Nate Knaebel

Favorites of 2011

Every year when I begin putting together a best-of list, my mind initially goes blank. I can recall a handful of records, but I can’t remember for certain if I even liked any of them. It momentarily feels as if I’m not a music fan at all. It’s a little unnerving and a little depressing. Then the floodgates of memory open and before too long I have a huge list of new releases, singles, and reissues. It reminds me that there is always an ocean of good music being made on a regular basis, if you want to hear it badly enough. Don’t ever let anyone tell you this or that year was a bad one for music; that’s nonsense, they’re just being lazy.

So herewith, a haphazard, hastily compiled list of the sounds that stuck with me for one reason or another throughout 2011.

Fucked Up
David Comes to Life
Matador

Although what follows is in no particular order, I can state unequivocally that this is my favorite record of the year. It’s not a punk-rock endgame, but it certainly pushed to the limit what’s expected of a record that falls within the confines of punk and hardcore. In doing so, Fucked Up flung itself free once and for all from the genre shackles with which they’d been wrestling since at least Hidden World. If the break-up rumors (or at least realignment rumors) are true, then Fucked Up could do a lot worse than to go out with this corker—a soaring, unrelentingly anthemic concept record about love and heartache in Thatcher’s dismal England.

Meg Baird
Seasons on Earth
Drag City

Meg Baird is, simply put, one of the finest folk singer-songwriters working today. With Seasons on Earth, she offers her first album of largely original material. The Philadelphian’s enchanting voice recalls UK artists like Shirley Collins and Sandy Denny, yet it easily traverses time and place. Of course, Baird seems more concerned here with emotional color and atmosphere than any specific genre marker. Her subtle, impressionistic lyrics and commitment to the underground (she’s also in psych-folk collective Espers and Philly noise-mongers Watery Love) might make her a wild card in the eyes of would be Joan Baezs, but she walks her own path regardless, one we’d all be advised to follow.

Quintron
Sucre du Savage
Goner

New Orleans culture is rich and unique, and there’s far more to the city’s music than second lines, Preservation Hall, and benyas, wonderful though those things may be. Ambassador to this shadow New Orleans is mad scientist Quintron. The organ-playing swamp tech maestro’s 2011 release, Sucre du Savage, is a two-parter recorded live at the New Orleans Museum of Art (NOMA). Part one is a rollicking mess of analog squiggles and honks, catchy choruses and phat bass hooks that owes as much to sissy bounce production and Mannie Fresh as it does to the garage and vintage R&B that frames Qunitron’s aesthetic. Part two is a series field recording made around the grounds of NOMA. Uplifting stuff.

» TASKS:
**A)** In the best-of list, where was Quintron's Sucre du Savage recorded?
**B)** According to the best-of list, why might Meg Baird seem a wild card to would-be Joan Baezs?
**C)** Repeat the best-of list's wording starting at "Nate Knaebel" and ending at "just being lazy.".

» RECORDS:
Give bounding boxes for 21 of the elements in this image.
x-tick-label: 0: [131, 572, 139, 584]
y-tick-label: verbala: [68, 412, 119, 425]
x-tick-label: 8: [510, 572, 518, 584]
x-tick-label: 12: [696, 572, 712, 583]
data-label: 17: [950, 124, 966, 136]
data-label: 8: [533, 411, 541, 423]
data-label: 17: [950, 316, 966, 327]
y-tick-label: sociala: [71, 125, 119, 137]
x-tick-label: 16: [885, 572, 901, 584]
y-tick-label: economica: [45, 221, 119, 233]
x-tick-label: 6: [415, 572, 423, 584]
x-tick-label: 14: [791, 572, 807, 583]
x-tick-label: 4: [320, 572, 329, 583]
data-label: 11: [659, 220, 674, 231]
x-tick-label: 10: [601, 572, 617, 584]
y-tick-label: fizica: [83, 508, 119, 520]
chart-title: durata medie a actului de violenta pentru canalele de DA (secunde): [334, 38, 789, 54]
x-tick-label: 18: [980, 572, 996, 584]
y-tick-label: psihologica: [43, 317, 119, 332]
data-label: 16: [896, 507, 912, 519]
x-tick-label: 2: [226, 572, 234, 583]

» SOLUTION SET:
**A)** It was recorded live at the New Orleans Museum of Art (NOMA).

**B)** Her lyrics are subtle and impressionistic, and she is committed to the underground, playing in the psych-folk collective Espers and the Philadelphia noise band Watery Love.

**C)**
Nate Knaebel

Favorites of 2011

Every year when I begin putting together a best-of list, my mind initially goes blank. I can recall a handful of records, but I can’t remember for certain if I even liked any of them. It momentarily feels as if I’m not a music fan at all. It’s a little unnerving and a little depressing. Then the floodgates of memory open and before too long I have a huge list of new releases, singles, and reissues. It reminds me that there is always an ocean of good music being made on a regular basis, if you want to hear it badly enough. Don’t ever let anyone tell you this or that year was a bad one for music; that’s nonsense, they’re just being lazy.